Short problem >> Every line holding the string "minutes" should be gathered.

Entries provided >>
=-=-=-=-=
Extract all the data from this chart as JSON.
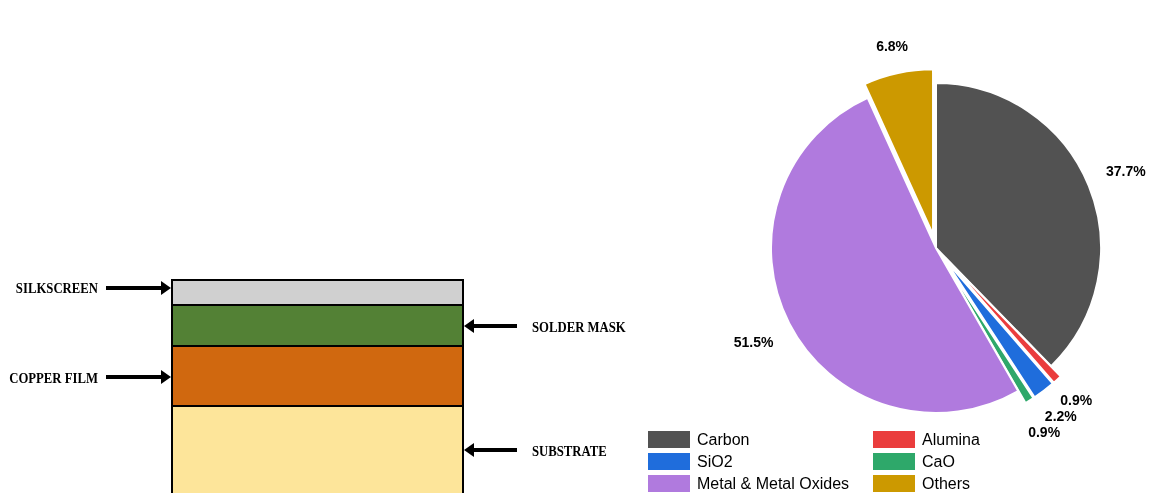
{
  "chart_data": [
    {
      "type": "other",
      "annotations": [
        "SILKSCREEN",
        "SOLDER MASK",
        "COPPER FILM",
        "SUBSTRATE"
      ]
    },
    {
      "type": "pie",
      "categories": [
        "Carbon",
        "Alumina",
        "SiO2",
        "CaO",
        "Metal & Metal Oxides",
        "Others"
      ],
      "values": [
        37.7,
        0.9,
        2.2,
        0.9,
        51.5,
        6.8
      ],
      "colors": [
        "#525252",
        "#ea3d3d",
        "#1f6ddc",
        "#2ea86a",
        "#b07ade",
        "#cc9900"
      ],
      "value_labels": [
        "37.7%",
        "0.9%",
        "2.2%",
        "0.9%",
        "51.5%",
        "6.8%"
      ],
      "legend": "bottom"
    }
  ]
}
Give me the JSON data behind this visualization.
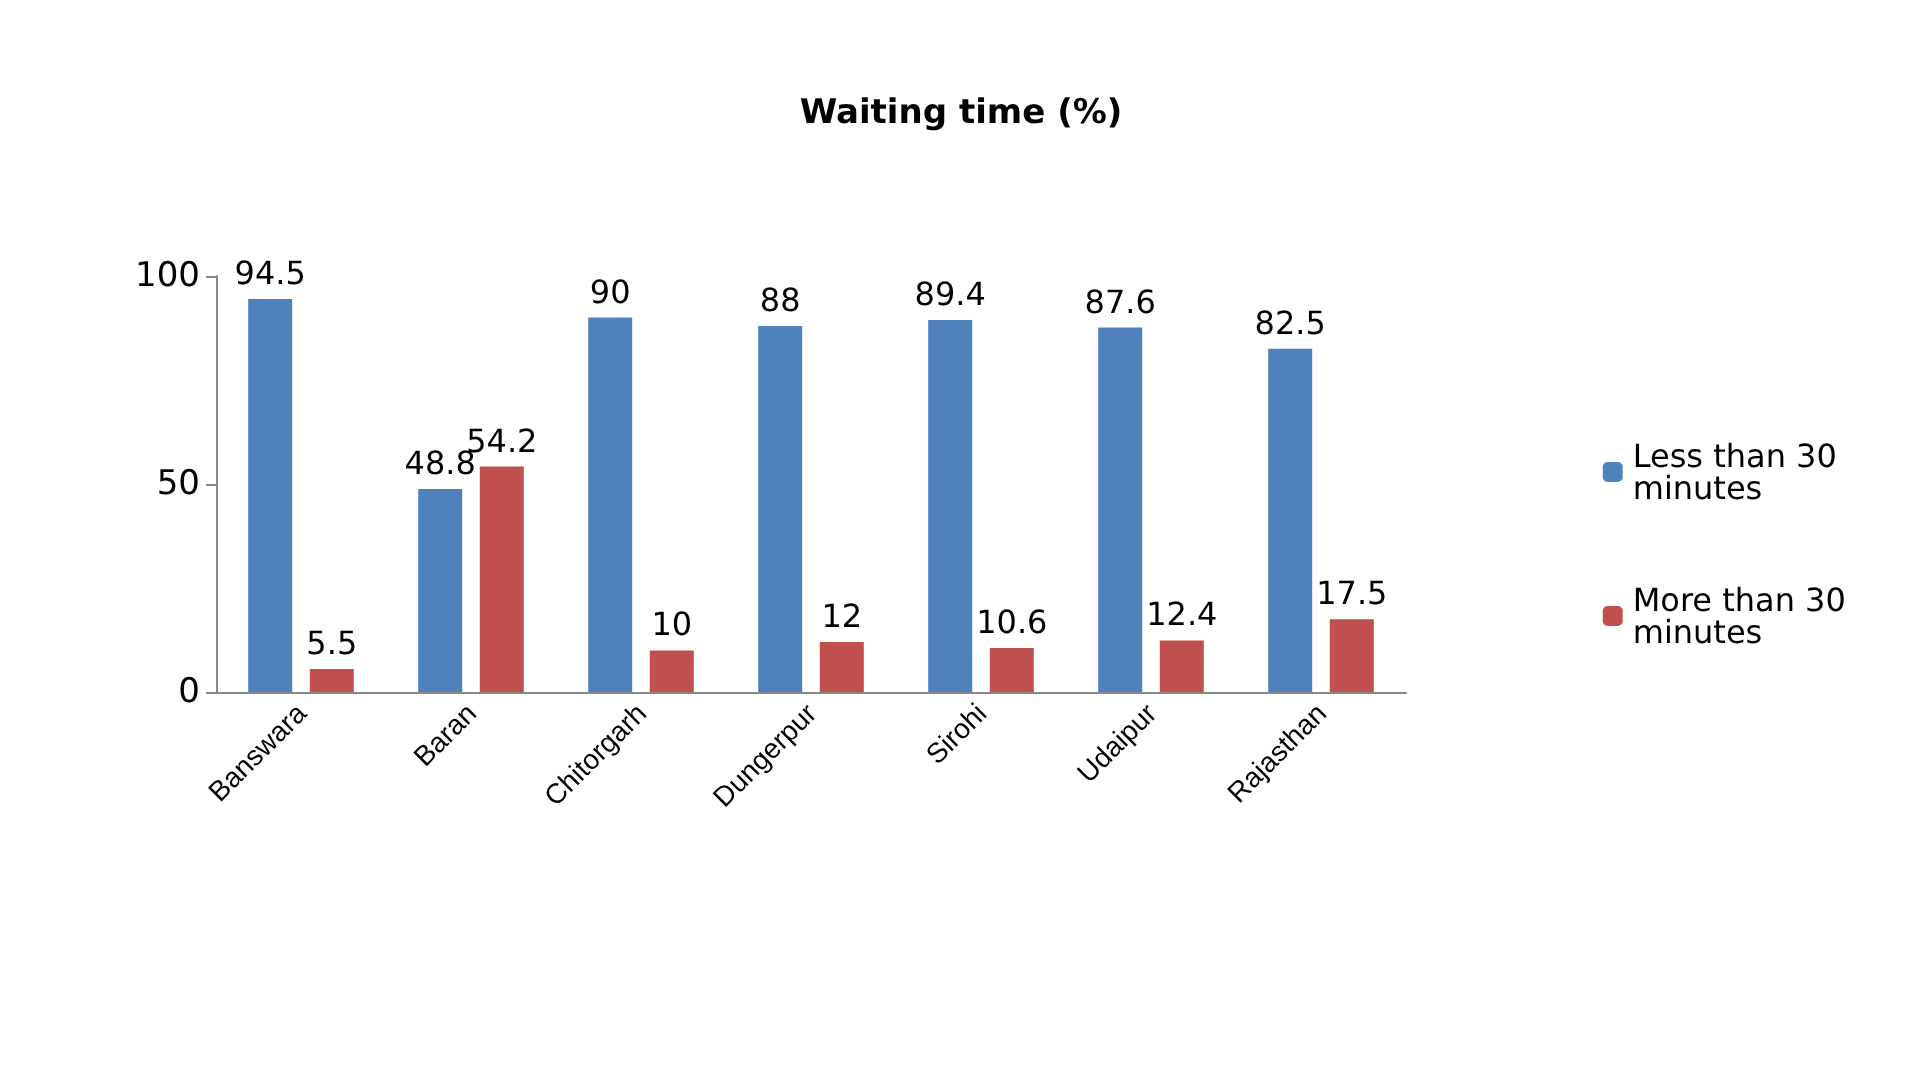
{
  "chart_data": {
    "type": "bar",
    "title": "Waiting time (%)",
    "categories": [
      "Banswara",
      "Baran",
      "Chitorgarh",
      "Dungerpur",
      "Sirohi",
      "Udaipur",
      "Rajasthan"
    ],
    "series": [
      {
        "name": "Less than 30 minutes",
        "color": "#4f81bd",
        "values": [
          94.5,
          48.8,
          90,
          88,
          89.4,
          87.6,
          82.5
        ]
      },
      {
        "name": "More than 30 minutes",
        "color": "#c0504d",
        "values": [
          5.5,
          54.2,
          10,
          12,
          10.6,
          12.4,
          17.5
        ]
      }
    ],
    "ylim": [
      0,
      100
    ],
    "yticks": [
      0,
      50,
      100
    ],
    "data_labels": true,
    "legend": "right",
    "grid": false
  }
}
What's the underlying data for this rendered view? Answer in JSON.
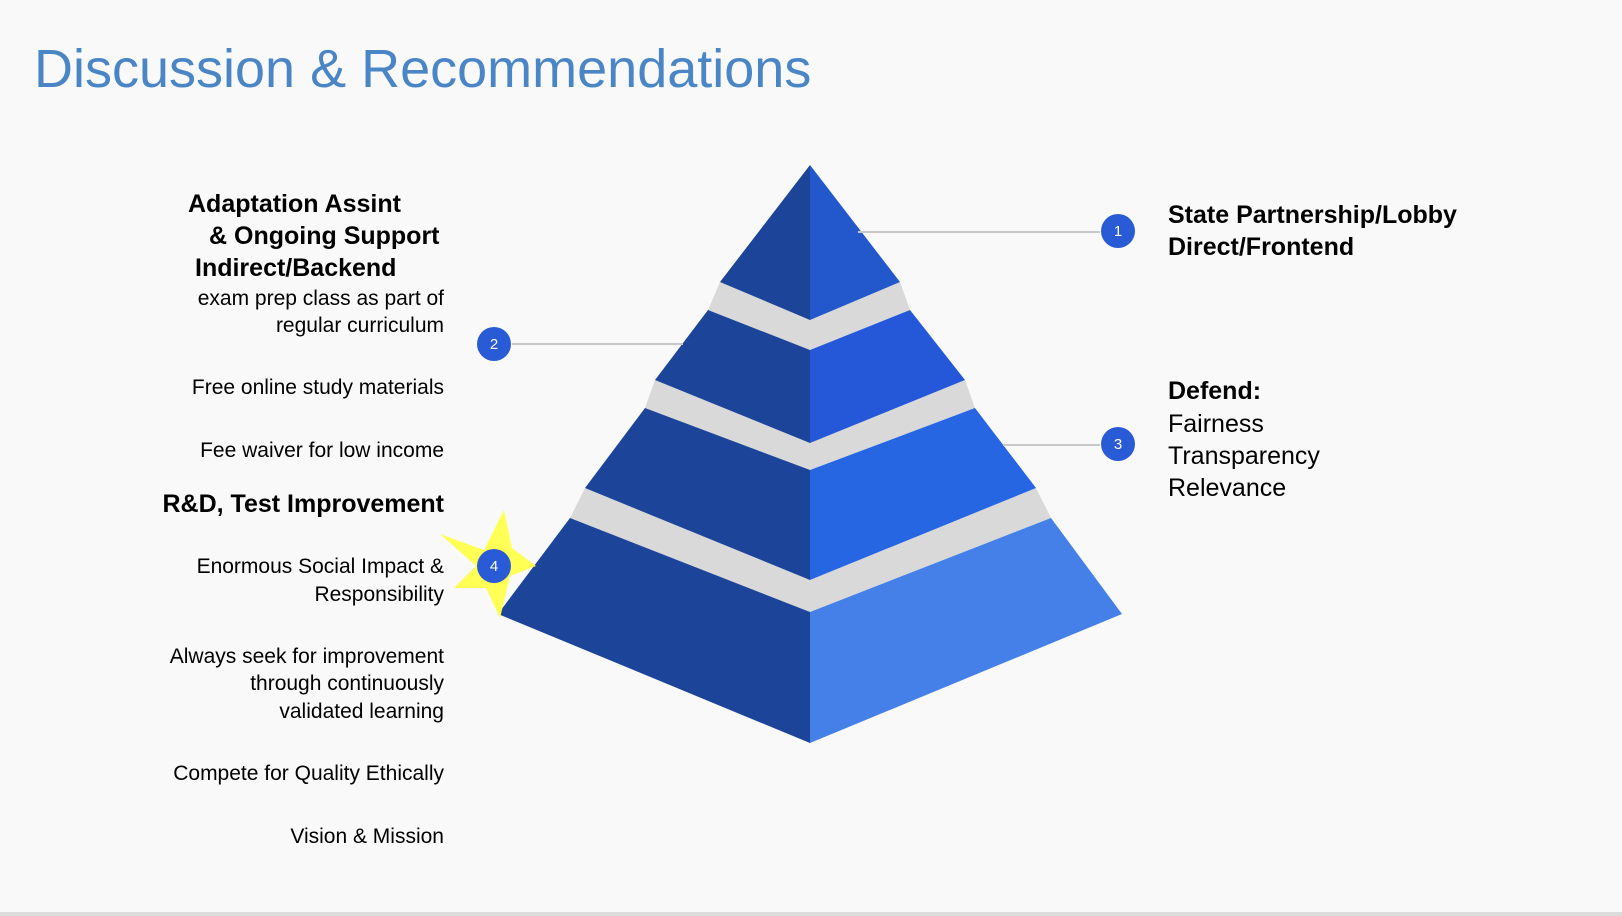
{
  "slide": {
    "title": "Discussion & Recommendations"
  },
  "colors": {
    "title": "#4a86c6",
    "tier_dark": "#1c4499",
    "tier1_light": "#2357cc",
    "tier2_light": "#2458d8",
    "tier3_light": "#2766e3",
    "tier4_light": "#4480e8",
    "gap": "#d9d9d9",
    "marker": "#2a5bd7",
    "star": "#ffff55"
  },
  "markers": [
    "1",
    "2",
    "3",
    "4"
  ],
  "left": {
    "heading1_line1": "Adaptation Assint",
    "heading1_line2": "& Ongoing Support",
    "heading1_line3": "Indirect/Backend",
    "item1_line1": "exam prep class as part of",
    "item1_line2": "regular curriculum",
    "item2": "Free online study materials",
    "item3": "Fee waiver for low income",
    "heading2": "R&D, Test Improvement",
    "item4_line1": "Enormous Social Impact &",
    "item4_line2": "Responsibility",
    "item5_line1": "Always seek for improvement",
    "item5_line2": "through continuously",
    "item5_line3": "validated learning",
    "item6": "Compete for Quality Ethically",
    "item7": "Vision & Mission"
  },
  "right": {
    "heading1_line1": "State Partnership/Lobby",
    "heading1_line2": "Direct/Frontend",
    "heading2": "Defend:",
    "item1": "Fairness",
    "item2": "Transparency",
    "item3": "Relevance"
  }
}
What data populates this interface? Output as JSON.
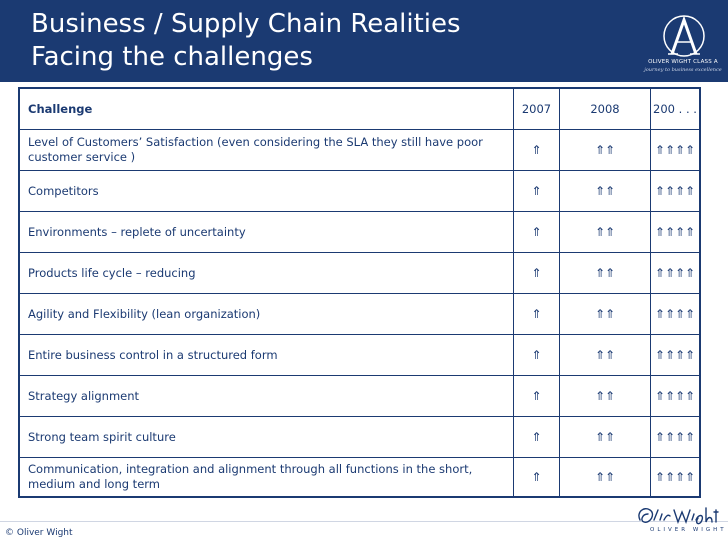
{
  "header": {
    "title_line1": "Business / Supply Chain Realities",
    "title_line2": "Facing the challenges",
    "logo_line1": "OLIVER WIGHT CLASS A",
    "logo_line2": "journey to business excellence"
  },
  "table": {
    "columns": [
      "Challenge",
      "2007",
      "2008",
      "200 . . ."
    ],
    "rows": [
      {
        "challenge": "Level of Customers’ Satisfaction (even considering the SLA they still have poor customer service )",
        "y2007": "⇑",
        "y2008": "⇑⇑",
        "y200x": "⇑⇑⇑⇑"
      },
      {
        "challenge": "Competitors",
        "y2007": "⇑",
        "y2008": "⇑⇑",
        "y200x": "⇑⇑⇑⇑"
      },
      {
        "challenge": "Environments – replete of uncertainty",
        "y2007": "⇑",
        "y2008": "⇑⇑",
        "y200x": "⇑⇑⇑⇑"
      },
      {
        "challenge": "Products life cycle – reducing",
        "y2007": "⇑",
        "y2008": "⇑⇑",
        "y200x": "⇑⇑⇑⇑"
      },
      {
        "challenge": "Agility and Flexibility (lean organization)",
        "y2007": "⇑",
        "y2008": "⇑⇑",
        "y200x": "⇑⇑⇑⇑"
      },
      {
        "challenge": "Entire business control in a structured form",
        "y2007": "⇑",
        "y2008": "⇑⇑",
        "y200x": "⇑⇑⇑⇑"
      },
      {
        "challenge": "Strategy alignment",
        "y2007": "⇑",
        "y2008": "⇑⇑",
        "y200x": "⇑⇑⇑⇑"
      },
      {
        "challenge": "Strong team spirit culture",
        "y2007": "⇑",
        "y2008": "⇑⇑",
        "y200x": "⇑⇑⇑⇑"
      },
      {
        "challenge": "Communication, integration and alignment through all functions in the short, medium and long term",
        "y2007": "⇑",
        "y2008": "⇑⇑",
        "y200x": "⇑⇑⇑⇑"
      }
    ]
  },
  "footer": {
    "copyright": "© Oliver Wight",
    "brand_sub": "OLIVER WIGHT"
  },
  "colors": {
    "brand_navy": "#1b3a72",
    "background": "#ffffff"
  },
  "icons": {
    "logo": "class-a-logo-icon",
    "signature": "oliver-wight-signature-icon"
  }
}
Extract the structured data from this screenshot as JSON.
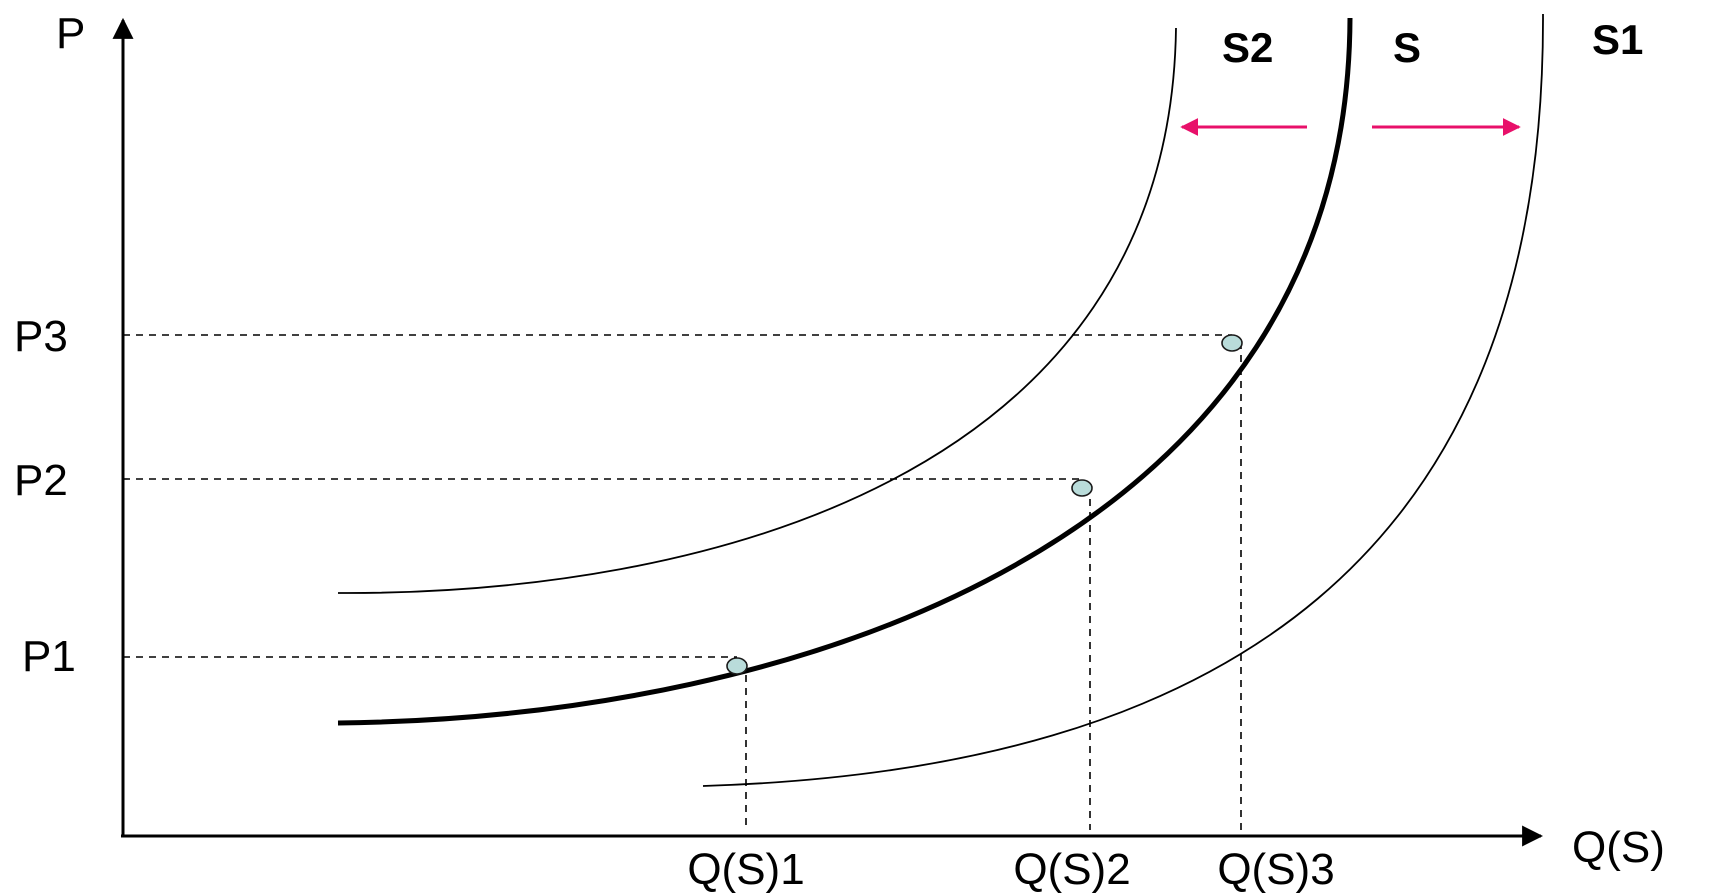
=-=-=-=-=
The result >>
        "name": "Less than 30 minutes",
        "name": "More than 30 minutes",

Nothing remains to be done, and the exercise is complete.